■ Direction:
Repeat the material exactly, every line of it.

::: Recorded data :::

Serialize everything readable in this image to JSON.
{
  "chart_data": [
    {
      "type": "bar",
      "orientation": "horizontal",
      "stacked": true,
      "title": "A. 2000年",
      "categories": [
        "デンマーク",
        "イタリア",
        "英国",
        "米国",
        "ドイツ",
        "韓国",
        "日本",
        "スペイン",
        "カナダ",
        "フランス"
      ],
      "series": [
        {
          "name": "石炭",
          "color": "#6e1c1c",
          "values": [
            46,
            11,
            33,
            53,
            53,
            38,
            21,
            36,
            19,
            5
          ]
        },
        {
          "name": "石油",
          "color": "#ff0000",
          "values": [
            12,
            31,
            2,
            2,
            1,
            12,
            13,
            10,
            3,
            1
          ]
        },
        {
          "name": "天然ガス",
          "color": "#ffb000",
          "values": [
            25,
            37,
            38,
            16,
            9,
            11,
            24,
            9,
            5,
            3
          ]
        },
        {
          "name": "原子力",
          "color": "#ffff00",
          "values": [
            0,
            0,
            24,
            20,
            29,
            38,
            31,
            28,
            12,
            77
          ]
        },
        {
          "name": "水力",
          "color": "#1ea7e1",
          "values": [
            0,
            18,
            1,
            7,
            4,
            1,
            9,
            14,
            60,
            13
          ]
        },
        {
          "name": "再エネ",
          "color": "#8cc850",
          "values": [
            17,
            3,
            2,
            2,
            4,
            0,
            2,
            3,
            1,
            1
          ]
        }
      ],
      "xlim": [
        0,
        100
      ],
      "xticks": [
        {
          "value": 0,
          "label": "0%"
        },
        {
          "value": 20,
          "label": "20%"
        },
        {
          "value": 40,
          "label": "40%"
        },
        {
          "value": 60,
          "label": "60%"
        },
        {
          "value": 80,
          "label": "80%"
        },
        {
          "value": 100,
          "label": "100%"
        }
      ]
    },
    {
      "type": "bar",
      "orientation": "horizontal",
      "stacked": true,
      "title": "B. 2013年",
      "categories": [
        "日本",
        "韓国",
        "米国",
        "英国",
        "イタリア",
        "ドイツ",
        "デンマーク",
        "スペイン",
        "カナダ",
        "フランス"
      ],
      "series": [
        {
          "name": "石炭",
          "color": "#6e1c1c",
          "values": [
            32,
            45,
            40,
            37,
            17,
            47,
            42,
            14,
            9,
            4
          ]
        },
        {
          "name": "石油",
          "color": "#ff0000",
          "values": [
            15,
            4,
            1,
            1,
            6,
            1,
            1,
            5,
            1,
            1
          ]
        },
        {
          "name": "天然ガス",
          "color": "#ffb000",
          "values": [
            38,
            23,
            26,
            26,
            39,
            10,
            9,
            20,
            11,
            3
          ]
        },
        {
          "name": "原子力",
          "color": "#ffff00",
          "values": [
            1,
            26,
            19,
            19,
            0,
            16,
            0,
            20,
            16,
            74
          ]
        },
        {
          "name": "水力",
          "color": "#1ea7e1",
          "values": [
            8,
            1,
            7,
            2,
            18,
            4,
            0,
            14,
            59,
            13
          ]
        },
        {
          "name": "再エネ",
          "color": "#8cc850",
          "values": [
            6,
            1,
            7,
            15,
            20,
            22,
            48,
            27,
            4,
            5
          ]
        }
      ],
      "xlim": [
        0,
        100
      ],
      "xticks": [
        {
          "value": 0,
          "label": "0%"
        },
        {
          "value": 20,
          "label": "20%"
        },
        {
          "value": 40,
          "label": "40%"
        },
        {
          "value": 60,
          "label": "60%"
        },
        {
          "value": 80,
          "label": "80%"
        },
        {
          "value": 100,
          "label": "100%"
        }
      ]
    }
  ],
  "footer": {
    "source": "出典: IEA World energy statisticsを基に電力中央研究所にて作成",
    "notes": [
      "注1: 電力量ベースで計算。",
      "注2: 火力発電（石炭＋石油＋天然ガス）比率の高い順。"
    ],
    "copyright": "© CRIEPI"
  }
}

:::

■ Task output:
Serialize everything readable in this image to JSON.
{
  "chart_data": [
    {
      "type": "bar",
      "orientation": "horizontal",
      "stacked": true,
      "title": "A. 2000年",
      "categories": [
        "デンマーク",
        "イタリア",
        "英国",
        "米国",
        "ドイツ",
        "韓国",
        "日本",
        "スペイン",
        "カナダ",
        "フランス"
      ],
      "series": [
        {
          "name": "石炭",
          "color": "#6e1c1c",
          "values": [
            46,
            11,
            33,
            53,
            53,
            38,
            21,
            36,
            19,
            5
          ]
        },
        {
          "name": "石油",
          "color": "#ff0000",
          "values": [
            12,
            31,
            2,
            2,
            1,
            12,
            13,
            10,
            3,
            1
          ]
        },
        {
          "name": "天然ガス",
          "color": "#ffb000",
          "values": [
            25,
            37,
            38,
            16,
            9,
            11,
            24,
            9,
            5,
            3
          ]
        },
        {
          "name": "原子力",
          "color": "#ffff00",
          "values": [
            0,
            0,
            24,
            20,
            29,
            38,
            31,
            28,
            12,
            77
          ]
        },
        {
          "name": "水力",
          "color": "#1ea7e1",
          "values": [
            0,
            18,
            1,
            7,
            4,
            1,
            9,
            14,
            60,
            13
          ]
        },
        {
          "name": "再エネ",
          "color": "#8cc850",
          "values": [
            17,
            3,
            2,
            2,
            4,
            0,
            2,
            3,
            1,
            1
          ]
        }
      ],
      "xlim": [
        0,
        100
      ],
      "xticks": [
        {
          "value": 0,
          "label": "0%"
        },
        {
          "value": 20,
          "label": "20%"
        },
        {
          "value": 40,
          "label": "40%"
        },
        {
          "value": 60,
          "label": "60%"
        },
        {
          "value": 80,
          "label": "80%"
        },
        {
          "value": 100,
          "label": "100%"
        }
      ]
    },
    {
      "type": "bar",
      "orientation": "horizontal",
      "stacked": true,
      "title": "B. 2013年",
      "categories": [
        "日本",
        "韓国",
        "米国",
        "英国",
        "イタリア",
        "ドイツ",
        "デンマーク",
        "スペイン",
        "カナダ",
        "フランス"
      ],
      "series": [
        {
          "name": "石炭",
          "color": "#6e1c1c",
          "values": [
            32,
            45,
            40,
            37,
            17,
            47,
            42,
            14,
            9,
            4
          ]
        },
        {
          "name": "石油",
          "color": "#ff0000",
          "values": [
            15,
            4,
            1,
            1,
            6,
            1,
            1,
            5,
            1,
            1
          ]
        },
        {
          "name": "天然ガス",
          "color": "#ffb000",
          "values": [
            38,
            23,
            26,
            26,
            39,
            10,
            9,
            20,
            11,
            3
          ]
        },
        {
          "name": "原子力",
          "color": "#ffff00",
          "values": [
            1,
            26,
            19,
            19,
            0,
            16,
            0,
            20,
            16,
            74
          ]
        },
        {
          "name": "水力",
          "color": "#1ea7e1",
          "values": [
            8,
            1,
            7,
            2,
            18,
            4,
            0,
            14,
            59,
            13
          ]
        },
        {
          "name": "再エネ",
          "color": "#8cc850",
          "values": [
            6,
            1,
            7,
            15,
            20,
            22,
            48,
            27,
            4,
            5
          ]
        }
      ],
      "xlim": [
        0,
        100
      ],
      "xticks": [
        {
          "value": 0,
          "label": "0%"
        },
        {
          "value": 20,
          "label": "20%"
        },
        {
          "value": 40,
          "label": "40%"
        },
        {
          "value": 60,
          "label": "60%"
        },
        {
          "value": 80,
          "label": "80%"
        },
        {
          "value": 100,
          "label": "100%"
        }
      ]
    }
  ],
  "footer": {
    "source": "出典: IEA World energy statisticsを基に電力中央研究所にて作成",
    "notes": [
      "注1: 電力量ベースで計算。",
      "注2: 火力発電（石炭＋石油＋天然ガス）比率の高い順。"
    ],
    "copyright": "© CRIEPI"
  }
}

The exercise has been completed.